**Activity list:**
• a. In the skin treatment text, what concentration range of trichloroacetic acid is given for types 5 and 6?
• b. Rewrite the skin treatment text starting at "Glycolic acid peels" and ending at "and pigment changes.", putting "exposure times" wherever "contact times" appears.

**Text for analysis:**
Glycolic acid peels are commonly used at concentrations of 30 to 70 percent, but they require more caution in darker skin because glycolic acid penetrates quickly and unevenly. If glycolic is used, starting at the lower end of the concentration range with shorter contact times is standard practice. Trichloroacetic acid (TCA) should stay at 10 to 35 percent for types 5 and 6. Higher concentrations reach the deeper dermis and carry substantial risk of scarring and pigment changes.

Radiofrequency Microneedling

RF microneedling is often considered a safer alternative to lasers for darker skin because the radiofrequency energy is delivered beneath the skin surface through insulated needles, bypassing the melanin-rich epidermis entirely. The needles penetrate to depths of 0.5 to 4.5 millimeters depending on the treatment area and goal, and the energy is released at the needle tip rather than at the skin’s surface.

That said, the existing clinical data on RF microneedling comes predominantly from studies on Fitzpatrick types I through III. Researchers have explicitly noted that their findings cannot be directly applied to types IV through VI, and any extrapolation should be made with caution. In practice, this means practitioners treating types 5 and 6 are often relying on clinical experience and conservative parameter choices rather than large-scale studies. Lower energy settings, shallower needle depths for initial sessions, and careful monitoring of the skin’s response between treatments are the norm. The reactive fibroblast activity in darker skin means that even subepidermal energy delivery can sometimes trigger hyperpigmentation if settings are too aggressive.

**Dataset content:**
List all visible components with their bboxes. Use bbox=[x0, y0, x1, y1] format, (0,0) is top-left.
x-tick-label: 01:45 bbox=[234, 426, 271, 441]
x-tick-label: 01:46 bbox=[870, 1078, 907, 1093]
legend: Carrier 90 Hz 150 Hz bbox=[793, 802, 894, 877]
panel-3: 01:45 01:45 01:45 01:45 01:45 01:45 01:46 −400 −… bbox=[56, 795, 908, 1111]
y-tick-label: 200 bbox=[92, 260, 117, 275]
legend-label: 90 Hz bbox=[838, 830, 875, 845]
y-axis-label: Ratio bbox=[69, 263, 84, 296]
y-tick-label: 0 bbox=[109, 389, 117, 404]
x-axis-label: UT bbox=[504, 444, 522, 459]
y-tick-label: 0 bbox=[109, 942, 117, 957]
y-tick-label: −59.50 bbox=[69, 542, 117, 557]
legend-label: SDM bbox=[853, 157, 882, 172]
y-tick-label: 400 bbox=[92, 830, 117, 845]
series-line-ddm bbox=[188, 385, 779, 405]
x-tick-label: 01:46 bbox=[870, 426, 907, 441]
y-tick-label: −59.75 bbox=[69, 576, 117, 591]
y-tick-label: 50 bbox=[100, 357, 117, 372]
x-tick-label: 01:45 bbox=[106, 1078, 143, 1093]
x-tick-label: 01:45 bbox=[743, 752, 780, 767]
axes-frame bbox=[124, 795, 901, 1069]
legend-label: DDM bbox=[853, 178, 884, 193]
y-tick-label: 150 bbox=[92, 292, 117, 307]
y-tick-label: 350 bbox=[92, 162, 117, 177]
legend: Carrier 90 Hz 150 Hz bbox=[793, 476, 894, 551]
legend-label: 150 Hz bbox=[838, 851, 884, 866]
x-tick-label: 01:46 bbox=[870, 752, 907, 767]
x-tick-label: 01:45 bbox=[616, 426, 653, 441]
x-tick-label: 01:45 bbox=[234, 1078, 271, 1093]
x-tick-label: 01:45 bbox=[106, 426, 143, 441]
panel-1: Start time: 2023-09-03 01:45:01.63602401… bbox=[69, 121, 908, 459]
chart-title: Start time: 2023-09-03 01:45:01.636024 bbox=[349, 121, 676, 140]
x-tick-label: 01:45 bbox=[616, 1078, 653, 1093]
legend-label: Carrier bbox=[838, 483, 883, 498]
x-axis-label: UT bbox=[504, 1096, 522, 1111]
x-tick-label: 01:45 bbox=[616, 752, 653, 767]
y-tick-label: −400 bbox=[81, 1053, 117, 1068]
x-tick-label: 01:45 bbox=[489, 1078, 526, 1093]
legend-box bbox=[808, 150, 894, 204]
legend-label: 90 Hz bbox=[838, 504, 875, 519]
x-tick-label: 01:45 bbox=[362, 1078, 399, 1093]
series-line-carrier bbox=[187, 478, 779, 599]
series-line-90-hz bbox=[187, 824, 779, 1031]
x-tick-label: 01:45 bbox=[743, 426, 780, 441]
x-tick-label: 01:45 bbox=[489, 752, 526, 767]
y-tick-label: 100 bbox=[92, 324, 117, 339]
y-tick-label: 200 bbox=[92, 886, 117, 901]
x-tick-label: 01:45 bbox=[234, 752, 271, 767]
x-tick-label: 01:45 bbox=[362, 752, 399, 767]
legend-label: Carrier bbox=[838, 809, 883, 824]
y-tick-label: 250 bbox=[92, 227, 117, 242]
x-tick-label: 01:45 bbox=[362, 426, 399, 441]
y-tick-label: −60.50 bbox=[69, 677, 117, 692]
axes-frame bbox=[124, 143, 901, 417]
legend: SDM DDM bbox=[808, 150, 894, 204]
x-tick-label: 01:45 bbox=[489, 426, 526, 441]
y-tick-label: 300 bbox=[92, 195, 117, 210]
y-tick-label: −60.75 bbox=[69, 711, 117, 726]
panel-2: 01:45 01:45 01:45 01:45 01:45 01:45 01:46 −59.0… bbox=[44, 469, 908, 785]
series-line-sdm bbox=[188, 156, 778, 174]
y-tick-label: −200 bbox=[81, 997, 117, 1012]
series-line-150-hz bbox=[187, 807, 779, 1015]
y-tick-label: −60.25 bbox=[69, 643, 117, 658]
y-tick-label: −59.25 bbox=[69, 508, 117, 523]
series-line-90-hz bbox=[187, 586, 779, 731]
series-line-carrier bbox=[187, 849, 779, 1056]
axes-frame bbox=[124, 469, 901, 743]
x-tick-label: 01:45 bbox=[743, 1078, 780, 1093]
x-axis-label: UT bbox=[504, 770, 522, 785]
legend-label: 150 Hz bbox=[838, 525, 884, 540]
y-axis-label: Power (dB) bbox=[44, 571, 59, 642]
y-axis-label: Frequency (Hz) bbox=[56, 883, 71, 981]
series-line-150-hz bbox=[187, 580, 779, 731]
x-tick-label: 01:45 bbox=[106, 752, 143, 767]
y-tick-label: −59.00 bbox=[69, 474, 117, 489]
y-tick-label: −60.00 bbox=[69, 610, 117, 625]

**Expected outputs:**
• a. 10 to 35 percent

• b.
Glycolic acid peels are commonly used at concentrations of 30 to 70 percent, but they require more caution in darker skin because glycolic acid penetrates quickly and unevenly. If glycolic is used, starting at the lower end of the concentration range with shorter exposure times is standard practice. Trichloroacetic acid (TCA) should stay at 10 to 35 percent for types 5 and 6. Higher concentrations reach the deeper dermis and carry substantial risk of scarring and pigment changes.